→ Listed entries
[START]
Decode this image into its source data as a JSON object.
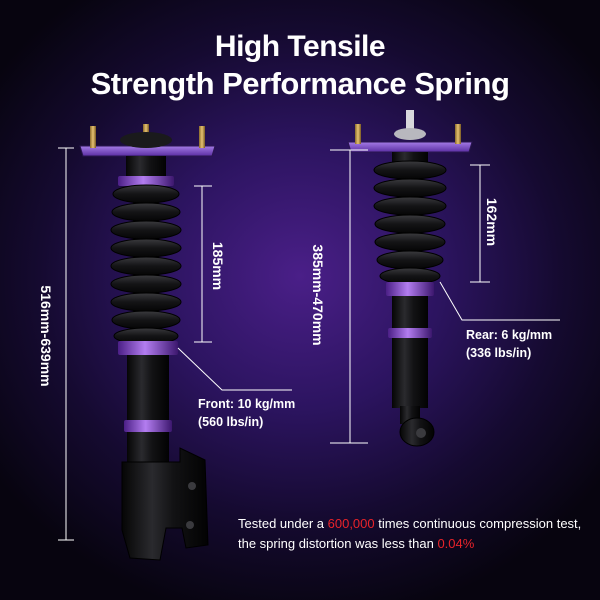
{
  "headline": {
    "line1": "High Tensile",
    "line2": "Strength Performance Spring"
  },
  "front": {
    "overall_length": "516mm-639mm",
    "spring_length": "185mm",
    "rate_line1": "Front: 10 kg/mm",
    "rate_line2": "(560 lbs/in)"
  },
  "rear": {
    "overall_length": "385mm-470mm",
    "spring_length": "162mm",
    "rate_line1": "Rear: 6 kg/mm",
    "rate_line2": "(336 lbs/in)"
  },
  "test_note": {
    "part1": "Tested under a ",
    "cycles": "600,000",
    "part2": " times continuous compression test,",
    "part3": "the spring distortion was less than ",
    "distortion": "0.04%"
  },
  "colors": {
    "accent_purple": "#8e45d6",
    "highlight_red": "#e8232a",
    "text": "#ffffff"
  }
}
[END]
[START]
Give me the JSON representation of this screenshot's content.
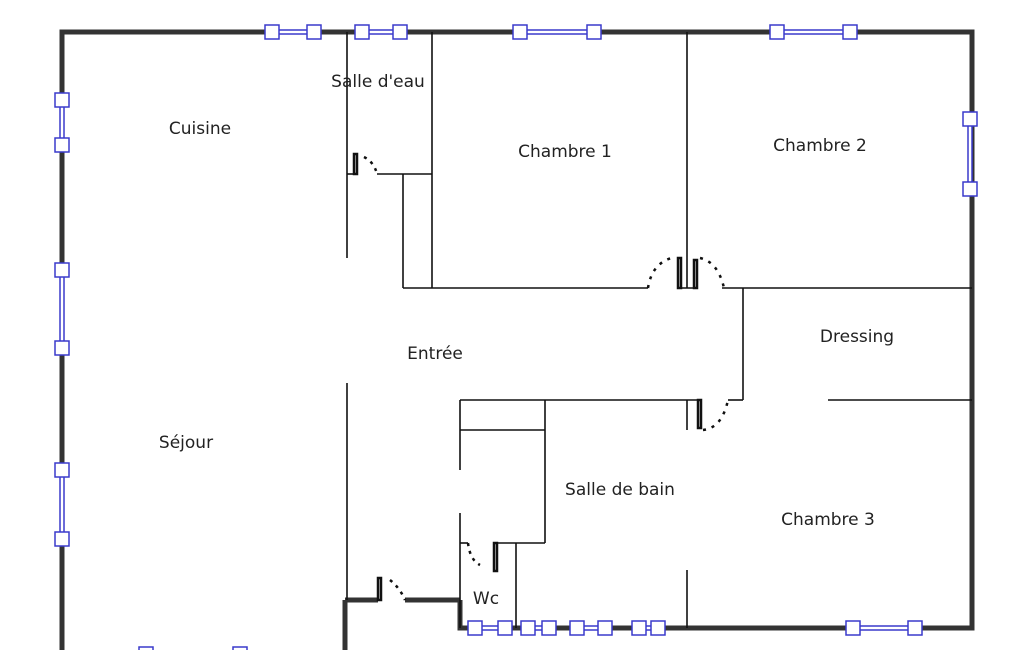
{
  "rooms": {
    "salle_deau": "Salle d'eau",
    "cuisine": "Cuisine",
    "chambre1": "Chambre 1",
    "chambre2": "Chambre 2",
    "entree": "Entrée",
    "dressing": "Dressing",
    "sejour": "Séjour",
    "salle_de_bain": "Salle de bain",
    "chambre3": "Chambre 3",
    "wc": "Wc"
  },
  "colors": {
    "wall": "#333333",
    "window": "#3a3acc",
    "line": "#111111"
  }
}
[END]
[START]
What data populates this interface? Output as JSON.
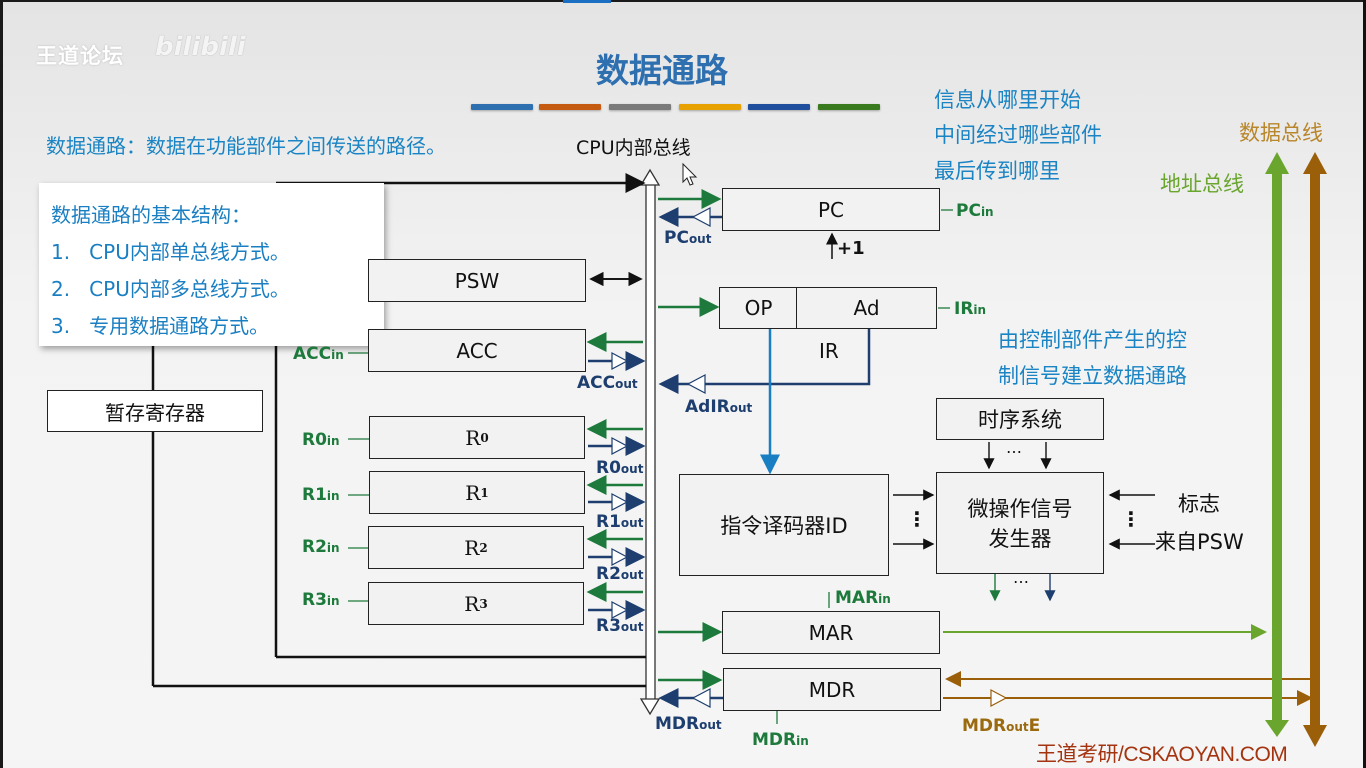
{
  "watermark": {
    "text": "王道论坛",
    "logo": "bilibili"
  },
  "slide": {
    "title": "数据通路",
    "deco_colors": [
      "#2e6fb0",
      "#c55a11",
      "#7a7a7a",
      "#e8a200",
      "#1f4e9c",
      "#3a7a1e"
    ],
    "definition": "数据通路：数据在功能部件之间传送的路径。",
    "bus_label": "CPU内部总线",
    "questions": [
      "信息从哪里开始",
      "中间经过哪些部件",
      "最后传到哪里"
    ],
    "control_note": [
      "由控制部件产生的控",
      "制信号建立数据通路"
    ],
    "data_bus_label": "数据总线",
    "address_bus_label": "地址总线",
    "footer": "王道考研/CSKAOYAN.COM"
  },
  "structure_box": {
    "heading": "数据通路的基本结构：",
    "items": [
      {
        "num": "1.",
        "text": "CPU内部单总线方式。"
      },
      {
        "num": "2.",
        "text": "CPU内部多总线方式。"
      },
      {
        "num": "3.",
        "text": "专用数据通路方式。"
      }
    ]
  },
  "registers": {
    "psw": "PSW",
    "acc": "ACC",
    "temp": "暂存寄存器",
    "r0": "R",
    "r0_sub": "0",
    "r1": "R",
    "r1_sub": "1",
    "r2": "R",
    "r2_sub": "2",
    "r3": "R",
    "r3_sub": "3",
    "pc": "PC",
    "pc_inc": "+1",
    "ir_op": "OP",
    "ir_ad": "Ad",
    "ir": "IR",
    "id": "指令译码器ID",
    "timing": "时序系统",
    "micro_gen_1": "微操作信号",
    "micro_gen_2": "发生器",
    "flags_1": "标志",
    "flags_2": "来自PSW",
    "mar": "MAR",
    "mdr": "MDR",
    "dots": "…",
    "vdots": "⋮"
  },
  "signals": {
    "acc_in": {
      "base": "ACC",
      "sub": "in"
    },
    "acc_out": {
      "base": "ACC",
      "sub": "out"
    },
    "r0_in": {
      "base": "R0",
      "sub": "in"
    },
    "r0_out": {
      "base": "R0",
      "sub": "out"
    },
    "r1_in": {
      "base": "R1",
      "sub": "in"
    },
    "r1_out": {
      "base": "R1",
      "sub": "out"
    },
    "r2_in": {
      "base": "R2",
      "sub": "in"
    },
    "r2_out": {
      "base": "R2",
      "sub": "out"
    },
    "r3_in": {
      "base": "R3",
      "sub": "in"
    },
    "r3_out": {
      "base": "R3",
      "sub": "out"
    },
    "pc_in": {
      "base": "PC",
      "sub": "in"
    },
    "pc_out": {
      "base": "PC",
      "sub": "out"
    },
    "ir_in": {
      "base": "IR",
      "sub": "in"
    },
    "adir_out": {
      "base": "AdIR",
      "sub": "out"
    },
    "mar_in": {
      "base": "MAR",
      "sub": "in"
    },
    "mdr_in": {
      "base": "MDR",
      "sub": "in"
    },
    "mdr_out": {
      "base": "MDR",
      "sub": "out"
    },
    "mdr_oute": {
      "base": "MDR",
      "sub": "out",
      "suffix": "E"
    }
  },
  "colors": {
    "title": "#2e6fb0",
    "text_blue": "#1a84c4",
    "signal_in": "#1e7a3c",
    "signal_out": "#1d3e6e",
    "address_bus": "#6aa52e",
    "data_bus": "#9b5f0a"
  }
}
[END]
Give only the number of lines in the material above where the string "JSON" appears.

→ Result below
3